■ **Directions**
Each record below must be returned exactly as shown.

— Start Record extracts —

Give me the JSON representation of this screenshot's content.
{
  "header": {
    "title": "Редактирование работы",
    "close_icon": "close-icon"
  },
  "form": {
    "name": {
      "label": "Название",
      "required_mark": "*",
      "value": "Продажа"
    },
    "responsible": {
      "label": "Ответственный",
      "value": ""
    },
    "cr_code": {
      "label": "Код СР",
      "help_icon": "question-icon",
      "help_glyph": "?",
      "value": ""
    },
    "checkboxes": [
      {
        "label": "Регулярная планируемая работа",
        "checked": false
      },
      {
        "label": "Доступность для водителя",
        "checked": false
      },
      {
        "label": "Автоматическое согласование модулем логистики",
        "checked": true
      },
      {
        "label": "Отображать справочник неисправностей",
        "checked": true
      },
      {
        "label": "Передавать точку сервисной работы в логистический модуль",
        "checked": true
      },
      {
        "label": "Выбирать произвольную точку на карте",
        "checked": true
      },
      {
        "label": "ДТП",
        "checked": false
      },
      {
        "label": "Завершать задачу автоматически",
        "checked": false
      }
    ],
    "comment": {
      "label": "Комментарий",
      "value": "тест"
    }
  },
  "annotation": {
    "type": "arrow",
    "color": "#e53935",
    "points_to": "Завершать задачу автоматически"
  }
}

— End Record extracts —

■ **Exercise answer**
Give me the JSON representation of this screenshot's content.
{
  "header": {
    "title": "Редактирование работы",
    "close_icon": "close-icon"
  },
  "form": {
    "name": {
      "label": "Название",
      "required_mark": "*",
      "value": "Продажа"
    },
    "responsible": {
      "label": "Ответственный",
      "value": ""
    },
    "cr_code": {
      "label": "Код СР",
      "help_icon": "question-icon",
      "help_glyph": "?",
      "value": ""
    },
    "checkboxes": [
      {
        "label": "Регулярная планируемая работа",
        "checked": false
      },
      {
        "label": "Доступность для водителя",
        "checked": false
      },
      {
        "label": "Автоматическое согласование модулем логистики",
        "checked": true
      },
      {
        "label": "Отображать справочник неисправностей",
        "checked": true
      },
      {
        "label": "Передавать точку сервисной работы в логистический модуль",
        "checked": true
      },
      {
        "label": "Выбирать произвольную точку на карте",
        "checked": true
      },
      {
        "label": "ДТП",
        "checked": false
      },
      {
        "label": "Завершать задачу автоматически",
        "checked": false
      }
    ],
    "comment": {
      "label": "Комментарий",
      "value": "тест"
    }
  },
  "annotation": {
    "type": "arrow",
    "color": "#e53935",
    "points_to": "Завершать задачу автоматически"
  }
}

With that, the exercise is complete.